■ MATERIALS PROVIDED:
-=-=-=-=-

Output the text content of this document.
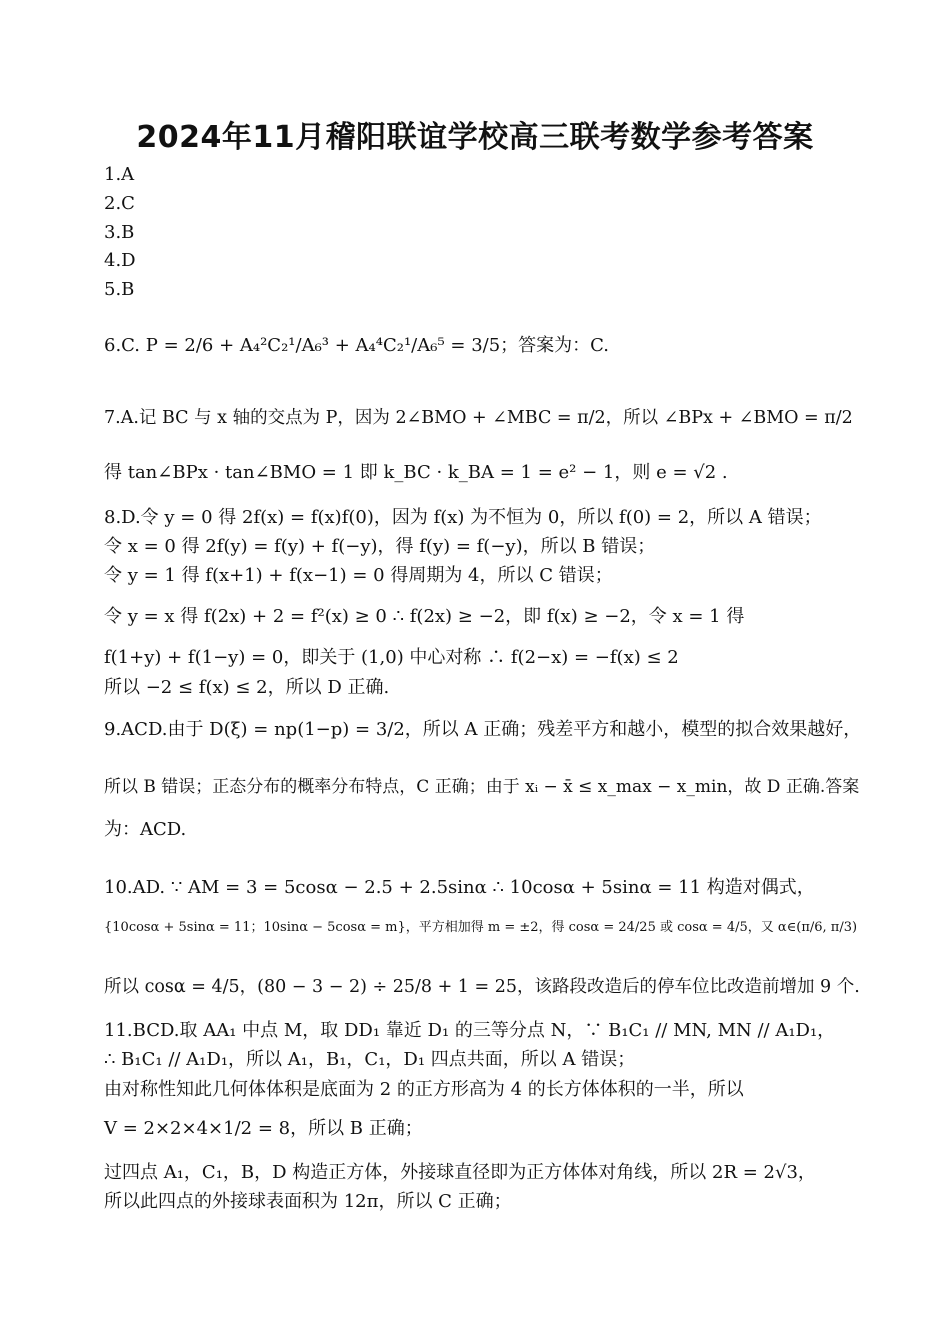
2024年11月稽阳联谊学校高三联考数学参考答案
1.A
2.C
3.B
4.D
5.B
6.C. P = 2/6 + A₄²C₂¹/A₆³ + A₄⁴C₂¹/A₆⁵ = 3/5；答案为：C.
7.A.记 BC 与 x 轴的交点为 P，因为 2∠BMO + ∠MBC = π/2，所以 ∠BPx + ∠BMO = π/2
得 tan∠BPx · tan∠BMO = 1 即 k_BC · k_BA = 1 = e² − 1，则 e = √2 .
8.D.令 y = 0 得 2f(x) = f(x)f(0)，因为 f(x) 为不恒为 0，所以 f(0) = 2，所以 A 错误；
令 x = 0 得 2f(y) = f(y) + f(−y)，得 f(y) = f(−y)，所以 B 错误；
令 y = 1 得 f(x+1) + f(x−1) = 0 得周期为 4，所以 C 错误；
令 y = x 得 f(2x) + 2 = f²(x) ≥ 0 ∴ f(2x) ≥ −2，即 f(x) ≥ −2，令 x = 1 得
f(1+y) + f(1−y) = 0，即关于 (1,0) 中心对称 ∴ f(2−x) = −f(x) ≤ 2
所以 −2 ≤ f(x) ≤ 2，所以 D 正确.
9.ACD.由于 D(ξ) = np(1−p) = 3/2，所以 A 正确；残差平方和越小，模型的拟合效果越好，
所以 B 错误；正态分布的概率分布特点，C 正确；由于 xᵢ − x̄ ≤ x_max − x_min，故 D 正确.答案
为：ACD.
10.AD. ∵ AM = 3 = 5cosα − 2.5 + 2.5sinα ∴ 10cosα + 5sinα = 11 构造对偶式，
{10cosα + 5sinα = 11；10sinα − 5cosα = m}，平方相加得 m = ±2，得 cosα = 24/25 或 cosα = 4/5，又 α∈(π/6, π/3)
所以 cosα = 4/5，(80 − 3 − 2) ÷ 25/8 + 1 = 25，该路段改造后的停车位比改造前增加 9 个.
11.BCD.取 AA₁ 中点 M，取 DD₁ 靠近 D₁ 的三等分点 N，∵ B₁C₁ // MN, MN // A₁D₁，
∴ B₁C₁ // A₁D₁，所以 A₁，B₁，C₁，D₁ 四点共面，所以 A 错误；
由对称性知此几何体体积是底面为 2 的正方形高为 4 的长方体体积的一半，所以
V = 2×2×4×1/2 = 8，所以 B 正确；
过四点 A₁，C₁，B，D 构造正方体，外接球直径即为正方体体对角线，所以 2R = 2√3，
所以此四点的外接球表面积为 12π，所以 C 正确；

-=-=-=-=-

■ WORK TO DO: Go through the listing above and quote it exactly, apart from its images.

■ OUTPUT:
Output the text content of this document.
2024年11月稽阳联谊学校高三联考数学参考答案
1.A
2.C
3.B
4.D
5.B
6.C. P = 2/6 + A₄²C₂¹/A₆³ + A₄⁴C₂¹/A₆⁵ = 3/5；答案为：C.
7.A.记 BC 与 x 轴的交点为 P，因为 2∠BMO + ∠MBC = π/2，所以 ∠BPx + ∠BMO = π/2
得 tan∠BPx · tan∠BMO = 1 即 k_BC · k_BA = 1 = e² − 1，则 e = √2 .
8.D.令 y = 0 得 2f(x) = f(x)f(0)，因为 f(x) 为不恒为 0，所以 f(0) = 2，所以 A 错误；
令 x = 0 得 2f(y) = f(y) + f(−y)，得 f(y) = f(−y)，所以 B 错误；
令 y = 1 得 f(x+1) + f(x−1) = 0 得周期为 4，所以 C 错误；
令 y = x 得 f(2x) + 2 = f²(x) ≥ 0 ∴ f(2x) ≥ −2，即 f(x) ≥ −2，令 x = 1 得
f(1+y) + f(1−y) = 0，即关于 (1,0) 中心对称 ∴ f(2−x) = −f(x) ≤ 2
所以 −2 ≤ f(x) ≤ 2，所以 D 正确.
9.ACD.由于 D(ξ) = np(1−p) = 3/2，所以 A 正确；残差平方和越小，模型的拟合效果越好，
所以 B 错误；正态分布的概率分布特点，C 正确；由于 xᵢ − x̄ ≤ x_max − x_min，故 D 正确.答案
为：ACD.
10.AD. ∵ AM = 3 = 5cosα − 2.5 + 2.5sinα ∴ 10cosα + 5sinα = 11 构造对偶式，
{10cosα + 5sinα = 11；10sinα − 5cosα = m}，平方相加得 m = ±2，得 cosα = 24/25 或 cosα = 4/5，又 α∈(π/6, π/3)
所以 cosα = 4/5，(80 − 3 − 2) ÷ 25/8 + 1 = 25，该路段改造后的停车位比改造前增加 9 个.
11.BCD.取 AA₁ 中点 M，取 DD₁ 靠近 D₁ 的三等分点 N，∵ B₁C₁ // MN, MN // A₁D₁，
∴ B₁C₁ // A₁D₁，所以 A₁，B₁，C₁，D₁ 四点共面，所以 A 错误；
由对称性知此几何体体积是底面为 2 的正方形高为 4 的长方体体积的一半，所以
V = 2×2×4×1/2 = 8，所以 B 正确；
过四点 A₁，C₁，B，D 构造正方体，外接球直径即为正方体体对角线，所以 2R = 2√3，
所以此四点的外接球表面积为 12π，所以 C 正确；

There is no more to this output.